— Start Available records —
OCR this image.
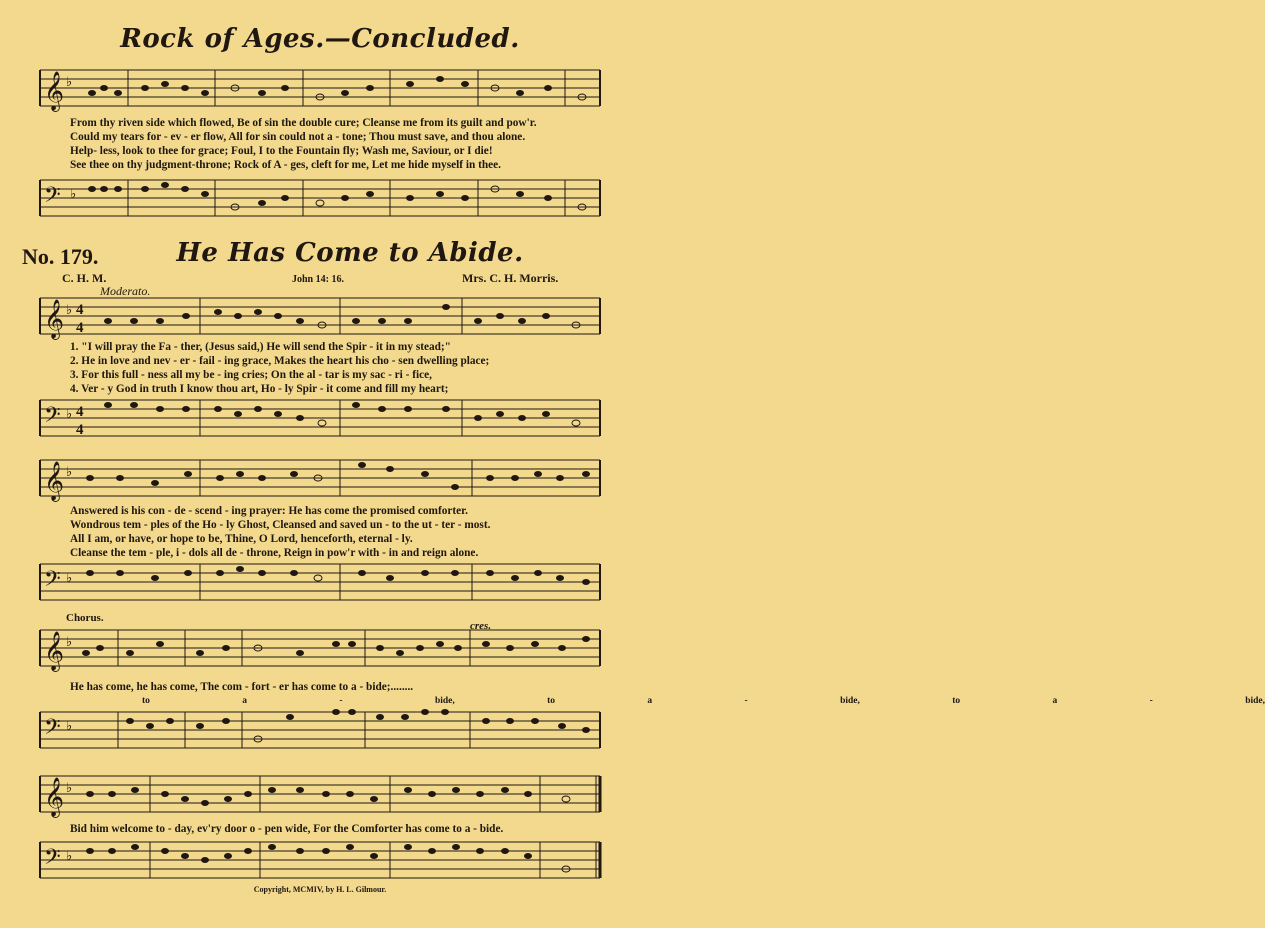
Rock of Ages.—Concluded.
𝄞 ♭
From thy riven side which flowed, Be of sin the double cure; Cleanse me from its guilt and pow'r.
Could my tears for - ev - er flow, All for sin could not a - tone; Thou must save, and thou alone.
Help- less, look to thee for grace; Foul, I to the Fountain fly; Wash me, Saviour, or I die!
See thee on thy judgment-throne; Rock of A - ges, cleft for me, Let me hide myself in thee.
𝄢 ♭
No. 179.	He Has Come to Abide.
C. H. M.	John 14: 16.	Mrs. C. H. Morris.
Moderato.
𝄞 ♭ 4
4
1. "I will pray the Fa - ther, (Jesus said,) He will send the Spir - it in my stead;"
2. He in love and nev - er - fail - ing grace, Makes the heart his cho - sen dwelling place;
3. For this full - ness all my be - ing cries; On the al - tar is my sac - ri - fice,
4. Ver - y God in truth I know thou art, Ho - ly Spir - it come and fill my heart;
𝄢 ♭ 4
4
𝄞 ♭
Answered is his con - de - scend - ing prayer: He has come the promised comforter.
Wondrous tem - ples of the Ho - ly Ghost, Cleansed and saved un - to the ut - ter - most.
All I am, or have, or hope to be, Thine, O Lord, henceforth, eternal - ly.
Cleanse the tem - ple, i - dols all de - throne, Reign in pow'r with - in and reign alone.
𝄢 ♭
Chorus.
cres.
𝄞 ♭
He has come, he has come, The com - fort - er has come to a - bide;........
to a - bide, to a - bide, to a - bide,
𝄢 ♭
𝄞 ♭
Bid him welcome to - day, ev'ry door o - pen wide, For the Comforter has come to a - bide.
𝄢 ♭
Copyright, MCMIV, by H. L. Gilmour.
— End Available records —
• [Short task]: In the listing, find all lines with the string "alone" and copy them.

• [Solution for this task]:
Could my tears for - ev - er flow, All for sin could not a - tone; Thou must save, and thou alone.
Cleanse the tem - ple, i - dols all de - throne, Reign in pow'r with - in and reign alone.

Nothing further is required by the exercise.